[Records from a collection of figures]
::::::::::

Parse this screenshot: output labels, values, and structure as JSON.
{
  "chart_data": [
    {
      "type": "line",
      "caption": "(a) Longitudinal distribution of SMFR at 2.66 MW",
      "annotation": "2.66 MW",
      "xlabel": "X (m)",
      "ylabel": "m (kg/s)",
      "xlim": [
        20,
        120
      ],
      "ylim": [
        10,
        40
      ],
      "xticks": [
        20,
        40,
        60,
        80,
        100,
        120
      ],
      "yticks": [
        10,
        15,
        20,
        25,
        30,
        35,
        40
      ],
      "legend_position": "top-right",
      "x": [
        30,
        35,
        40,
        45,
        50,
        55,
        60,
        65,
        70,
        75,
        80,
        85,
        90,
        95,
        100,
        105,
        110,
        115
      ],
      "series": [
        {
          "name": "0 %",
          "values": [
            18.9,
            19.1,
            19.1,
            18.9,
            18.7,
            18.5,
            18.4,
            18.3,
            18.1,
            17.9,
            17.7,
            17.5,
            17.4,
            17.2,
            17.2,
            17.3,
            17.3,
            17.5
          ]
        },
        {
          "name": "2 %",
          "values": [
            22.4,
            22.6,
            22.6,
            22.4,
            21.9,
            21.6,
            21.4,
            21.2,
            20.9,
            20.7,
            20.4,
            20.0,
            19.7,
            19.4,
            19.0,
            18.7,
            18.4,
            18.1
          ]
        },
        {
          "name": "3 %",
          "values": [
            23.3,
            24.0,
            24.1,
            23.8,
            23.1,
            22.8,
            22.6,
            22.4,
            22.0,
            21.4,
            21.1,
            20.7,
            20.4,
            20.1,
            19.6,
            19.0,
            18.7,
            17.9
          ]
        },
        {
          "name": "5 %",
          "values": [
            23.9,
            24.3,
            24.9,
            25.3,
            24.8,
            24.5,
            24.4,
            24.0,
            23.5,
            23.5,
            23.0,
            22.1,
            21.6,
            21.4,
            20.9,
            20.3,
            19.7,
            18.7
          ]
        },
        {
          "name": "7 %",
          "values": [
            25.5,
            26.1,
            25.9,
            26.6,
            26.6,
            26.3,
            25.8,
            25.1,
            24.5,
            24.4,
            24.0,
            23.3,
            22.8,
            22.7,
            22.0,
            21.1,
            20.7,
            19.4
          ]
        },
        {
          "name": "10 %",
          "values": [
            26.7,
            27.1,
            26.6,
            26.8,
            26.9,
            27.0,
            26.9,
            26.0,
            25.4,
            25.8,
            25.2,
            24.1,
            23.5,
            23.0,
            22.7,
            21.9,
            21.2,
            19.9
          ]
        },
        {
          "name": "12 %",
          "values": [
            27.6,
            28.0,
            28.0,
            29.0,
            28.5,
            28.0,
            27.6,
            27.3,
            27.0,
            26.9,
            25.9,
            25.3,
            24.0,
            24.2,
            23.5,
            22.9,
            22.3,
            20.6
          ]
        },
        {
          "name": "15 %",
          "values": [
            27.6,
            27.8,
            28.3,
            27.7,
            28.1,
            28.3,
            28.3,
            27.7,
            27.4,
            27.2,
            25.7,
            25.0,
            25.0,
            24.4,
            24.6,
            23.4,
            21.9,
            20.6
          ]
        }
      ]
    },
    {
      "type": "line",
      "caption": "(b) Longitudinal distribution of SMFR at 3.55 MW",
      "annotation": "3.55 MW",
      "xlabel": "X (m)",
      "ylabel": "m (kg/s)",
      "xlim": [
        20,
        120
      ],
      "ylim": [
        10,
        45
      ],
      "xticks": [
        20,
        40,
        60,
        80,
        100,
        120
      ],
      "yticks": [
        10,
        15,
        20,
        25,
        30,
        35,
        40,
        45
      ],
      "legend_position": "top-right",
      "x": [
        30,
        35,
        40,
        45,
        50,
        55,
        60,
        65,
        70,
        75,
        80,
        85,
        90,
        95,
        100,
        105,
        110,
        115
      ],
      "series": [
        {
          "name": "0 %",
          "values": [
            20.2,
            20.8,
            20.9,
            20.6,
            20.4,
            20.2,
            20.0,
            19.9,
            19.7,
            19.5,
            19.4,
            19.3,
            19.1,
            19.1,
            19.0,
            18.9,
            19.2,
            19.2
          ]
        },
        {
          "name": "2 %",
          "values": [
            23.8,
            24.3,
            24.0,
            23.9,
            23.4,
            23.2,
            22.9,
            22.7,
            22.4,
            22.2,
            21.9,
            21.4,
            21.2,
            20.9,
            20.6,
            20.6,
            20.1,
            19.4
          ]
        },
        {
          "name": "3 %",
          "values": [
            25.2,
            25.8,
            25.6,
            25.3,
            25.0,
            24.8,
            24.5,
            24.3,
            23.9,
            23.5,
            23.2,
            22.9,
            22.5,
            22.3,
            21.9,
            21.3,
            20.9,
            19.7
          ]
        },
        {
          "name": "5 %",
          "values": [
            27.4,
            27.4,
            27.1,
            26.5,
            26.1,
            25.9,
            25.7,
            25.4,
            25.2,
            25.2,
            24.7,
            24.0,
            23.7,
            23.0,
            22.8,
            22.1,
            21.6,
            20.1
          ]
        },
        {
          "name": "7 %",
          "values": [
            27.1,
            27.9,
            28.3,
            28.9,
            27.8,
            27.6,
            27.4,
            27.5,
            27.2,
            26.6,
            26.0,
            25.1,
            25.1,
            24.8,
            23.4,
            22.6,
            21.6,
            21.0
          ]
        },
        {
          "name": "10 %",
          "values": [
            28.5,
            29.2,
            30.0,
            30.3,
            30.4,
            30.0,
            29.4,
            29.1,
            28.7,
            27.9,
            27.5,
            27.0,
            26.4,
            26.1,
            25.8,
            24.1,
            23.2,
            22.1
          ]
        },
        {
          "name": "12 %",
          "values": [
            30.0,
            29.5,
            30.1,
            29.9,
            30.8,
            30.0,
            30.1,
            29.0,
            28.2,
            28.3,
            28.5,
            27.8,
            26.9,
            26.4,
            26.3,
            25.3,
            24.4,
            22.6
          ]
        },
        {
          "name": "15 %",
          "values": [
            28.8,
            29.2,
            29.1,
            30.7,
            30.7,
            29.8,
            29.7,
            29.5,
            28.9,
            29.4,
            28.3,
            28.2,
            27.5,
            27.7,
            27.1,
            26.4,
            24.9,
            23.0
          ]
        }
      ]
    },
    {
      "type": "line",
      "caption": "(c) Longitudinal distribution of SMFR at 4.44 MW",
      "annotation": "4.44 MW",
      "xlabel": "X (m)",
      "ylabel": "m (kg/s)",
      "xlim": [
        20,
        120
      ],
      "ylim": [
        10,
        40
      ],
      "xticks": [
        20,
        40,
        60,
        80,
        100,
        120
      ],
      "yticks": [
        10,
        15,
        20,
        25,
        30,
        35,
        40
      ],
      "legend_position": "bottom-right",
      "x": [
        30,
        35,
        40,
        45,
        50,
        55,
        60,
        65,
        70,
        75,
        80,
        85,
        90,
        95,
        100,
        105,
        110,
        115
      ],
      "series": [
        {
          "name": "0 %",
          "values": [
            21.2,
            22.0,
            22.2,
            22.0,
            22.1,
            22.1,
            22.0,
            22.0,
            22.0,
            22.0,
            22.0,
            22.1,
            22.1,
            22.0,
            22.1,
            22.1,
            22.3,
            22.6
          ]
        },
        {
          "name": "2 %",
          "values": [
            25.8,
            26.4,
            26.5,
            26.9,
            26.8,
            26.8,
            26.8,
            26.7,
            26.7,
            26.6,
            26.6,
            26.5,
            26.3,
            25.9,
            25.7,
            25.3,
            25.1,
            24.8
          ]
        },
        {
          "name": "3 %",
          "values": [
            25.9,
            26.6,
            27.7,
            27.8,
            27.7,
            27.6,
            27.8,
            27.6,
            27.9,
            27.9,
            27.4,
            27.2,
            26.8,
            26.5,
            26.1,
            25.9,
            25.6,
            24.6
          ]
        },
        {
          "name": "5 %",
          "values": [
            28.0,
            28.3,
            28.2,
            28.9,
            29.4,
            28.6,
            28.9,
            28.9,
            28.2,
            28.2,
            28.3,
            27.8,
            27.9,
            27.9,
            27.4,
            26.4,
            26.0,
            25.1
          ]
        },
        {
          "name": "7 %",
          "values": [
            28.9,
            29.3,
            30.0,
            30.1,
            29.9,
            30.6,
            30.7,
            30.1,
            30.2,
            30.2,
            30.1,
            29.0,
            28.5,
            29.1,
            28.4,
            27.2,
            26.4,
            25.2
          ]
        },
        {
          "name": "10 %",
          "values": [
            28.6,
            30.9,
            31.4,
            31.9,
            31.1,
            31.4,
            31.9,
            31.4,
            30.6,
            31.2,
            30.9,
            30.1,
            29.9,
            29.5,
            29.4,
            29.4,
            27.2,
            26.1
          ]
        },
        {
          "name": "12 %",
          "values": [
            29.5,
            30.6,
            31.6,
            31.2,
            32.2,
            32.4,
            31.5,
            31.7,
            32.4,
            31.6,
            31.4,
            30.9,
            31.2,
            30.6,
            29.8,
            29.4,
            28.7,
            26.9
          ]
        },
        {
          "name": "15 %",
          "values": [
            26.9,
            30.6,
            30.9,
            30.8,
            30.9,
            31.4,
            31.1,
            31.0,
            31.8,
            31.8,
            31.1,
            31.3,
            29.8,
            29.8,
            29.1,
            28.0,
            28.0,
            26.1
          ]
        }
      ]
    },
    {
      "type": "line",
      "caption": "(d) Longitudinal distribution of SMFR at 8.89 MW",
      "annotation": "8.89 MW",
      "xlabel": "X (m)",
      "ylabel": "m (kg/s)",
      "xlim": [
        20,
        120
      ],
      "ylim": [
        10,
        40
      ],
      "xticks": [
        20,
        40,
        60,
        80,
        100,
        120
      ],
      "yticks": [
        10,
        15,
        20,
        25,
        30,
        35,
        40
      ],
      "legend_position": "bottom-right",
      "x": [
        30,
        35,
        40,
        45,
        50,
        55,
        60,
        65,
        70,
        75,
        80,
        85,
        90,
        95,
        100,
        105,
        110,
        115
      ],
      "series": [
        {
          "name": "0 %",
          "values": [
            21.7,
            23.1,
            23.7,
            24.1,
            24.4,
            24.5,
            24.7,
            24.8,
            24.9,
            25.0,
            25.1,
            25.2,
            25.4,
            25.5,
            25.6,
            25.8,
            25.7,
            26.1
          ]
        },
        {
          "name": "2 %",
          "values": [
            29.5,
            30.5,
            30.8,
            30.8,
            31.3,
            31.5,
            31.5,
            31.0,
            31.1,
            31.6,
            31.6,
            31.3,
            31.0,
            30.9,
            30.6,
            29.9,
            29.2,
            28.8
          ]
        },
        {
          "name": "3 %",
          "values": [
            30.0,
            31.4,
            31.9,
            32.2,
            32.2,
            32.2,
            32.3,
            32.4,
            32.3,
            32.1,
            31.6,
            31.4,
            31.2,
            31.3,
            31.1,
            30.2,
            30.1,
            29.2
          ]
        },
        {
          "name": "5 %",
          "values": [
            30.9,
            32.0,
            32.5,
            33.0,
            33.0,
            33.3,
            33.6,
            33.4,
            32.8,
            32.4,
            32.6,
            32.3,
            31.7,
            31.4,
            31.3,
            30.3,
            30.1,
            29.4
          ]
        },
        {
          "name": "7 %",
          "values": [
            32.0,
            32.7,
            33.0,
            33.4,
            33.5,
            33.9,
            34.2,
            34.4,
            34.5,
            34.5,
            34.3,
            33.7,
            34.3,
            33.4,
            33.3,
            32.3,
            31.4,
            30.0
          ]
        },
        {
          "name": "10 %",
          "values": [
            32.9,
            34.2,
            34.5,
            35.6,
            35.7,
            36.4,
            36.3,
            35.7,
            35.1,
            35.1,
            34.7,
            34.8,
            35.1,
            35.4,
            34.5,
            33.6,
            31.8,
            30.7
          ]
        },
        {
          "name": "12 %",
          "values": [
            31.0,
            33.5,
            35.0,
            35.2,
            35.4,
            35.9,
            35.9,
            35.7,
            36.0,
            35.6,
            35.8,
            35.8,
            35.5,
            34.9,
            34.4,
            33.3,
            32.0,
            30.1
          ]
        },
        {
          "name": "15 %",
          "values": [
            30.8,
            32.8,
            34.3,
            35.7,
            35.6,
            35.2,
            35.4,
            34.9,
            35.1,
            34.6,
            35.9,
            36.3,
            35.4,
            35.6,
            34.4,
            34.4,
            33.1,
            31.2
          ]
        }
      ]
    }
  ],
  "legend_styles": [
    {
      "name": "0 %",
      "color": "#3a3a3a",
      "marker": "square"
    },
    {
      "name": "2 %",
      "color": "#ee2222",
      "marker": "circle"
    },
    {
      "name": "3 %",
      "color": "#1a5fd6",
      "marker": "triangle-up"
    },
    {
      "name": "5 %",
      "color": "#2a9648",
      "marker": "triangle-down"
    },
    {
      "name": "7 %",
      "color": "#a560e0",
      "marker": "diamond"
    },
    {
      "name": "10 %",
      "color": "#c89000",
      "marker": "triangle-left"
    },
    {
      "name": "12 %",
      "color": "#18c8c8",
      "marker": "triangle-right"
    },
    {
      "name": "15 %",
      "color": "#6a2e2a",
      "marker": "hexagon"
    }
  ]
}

::::::::::

▶ **Directions**
In the listing above, locate each line with "caption" and copy it.

▶ **Task solution**
      "caption": "(a) Longitudinal distribution of SMFR at 2.66 MW",
      "caption": "(b) Longitudinal distribution of SMFR at 3.55 MW",
      "caption": "(c) Longitudinal distribution of SMFR at 4.44 MW",
      "caption": "(d) Longitudinal distribution of SMFR at 8.89 MW",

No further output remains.